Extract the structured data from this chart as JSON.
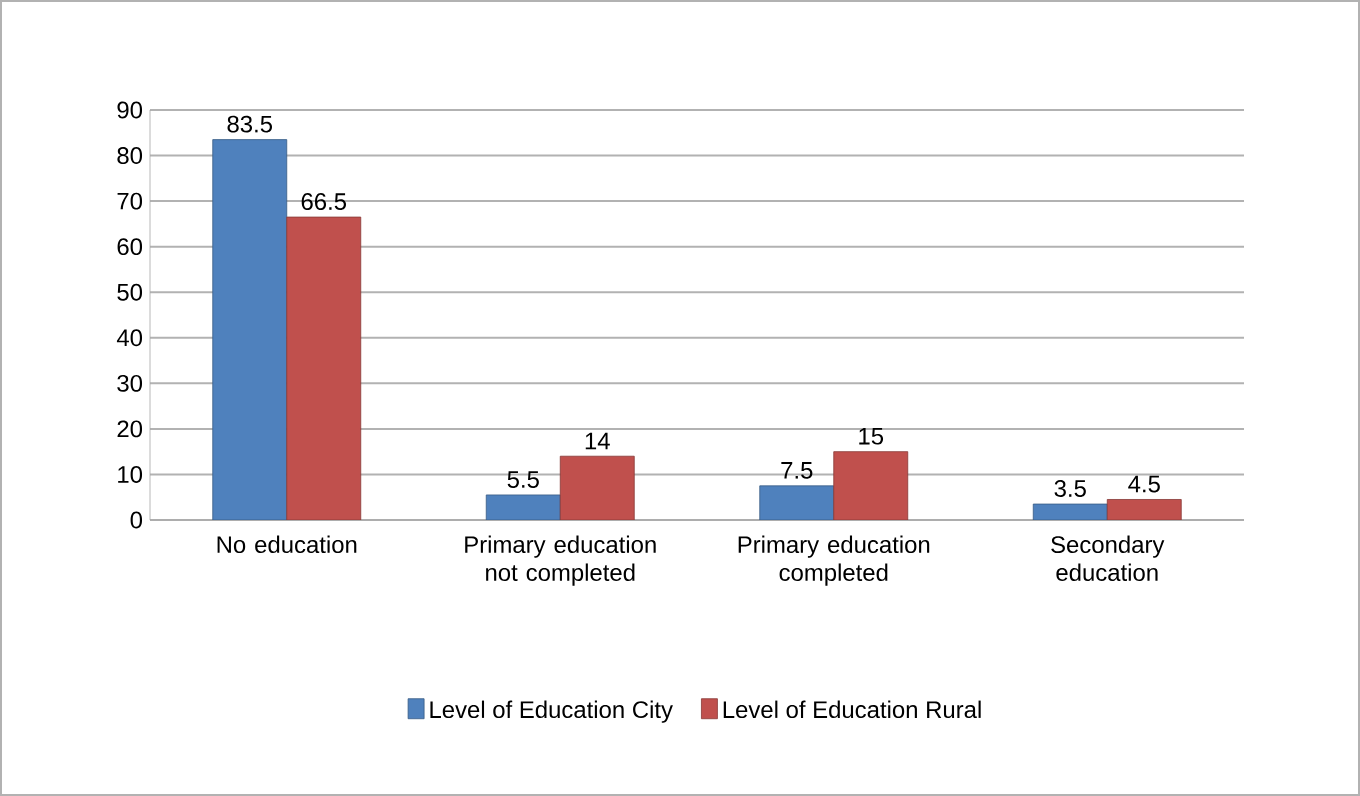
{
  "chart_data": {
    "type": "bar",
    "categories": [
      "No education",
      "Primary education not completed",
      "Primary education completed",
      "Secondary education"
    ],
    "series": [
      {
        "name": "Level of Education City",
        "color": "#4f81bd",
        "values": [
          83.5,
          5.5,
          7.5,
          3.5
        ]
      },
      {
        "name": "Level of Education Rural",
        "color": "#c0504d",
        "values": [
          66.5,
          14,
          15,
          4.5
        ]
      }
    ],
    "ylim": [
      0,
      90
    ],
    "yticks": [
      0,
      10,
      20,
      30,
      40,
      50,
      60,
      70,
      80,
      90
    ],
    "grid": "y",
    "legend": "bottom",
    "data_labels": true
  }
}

▶ Directions for this task
Copy every line above word for word and exclude the pictures.

▶ Response below
Extract the structured data from this chart as JSON.
{
  "chart_data": {
    "type": "bar",
    "categories": [
      "No education",
      "Primary education not completed",
      "Primary education completed",
      "Secondary education"
    ],
    "series": [
      {
        "name": "Level of Education City",
        "color": "#4f81bd",
        "values": [
          83.5,
          5.5,
          7.5,
          3.5
        ]
      },
      {
        "name": "Level of Education Rural",
        "color": "#c0504d",
        "values": [
          66.5,
          14,
          15,
          4.5
        ]
      }
    ],
    "ylim": [
      0,
      90
    ],
    "yticks": [
      0,
      10,
      20,
      30,
      40,
      50,
      60,
      70,
      80,
      90
    ],
    "grid": "y",
    "legend": "bottom",
    "data_labels": true
  }
}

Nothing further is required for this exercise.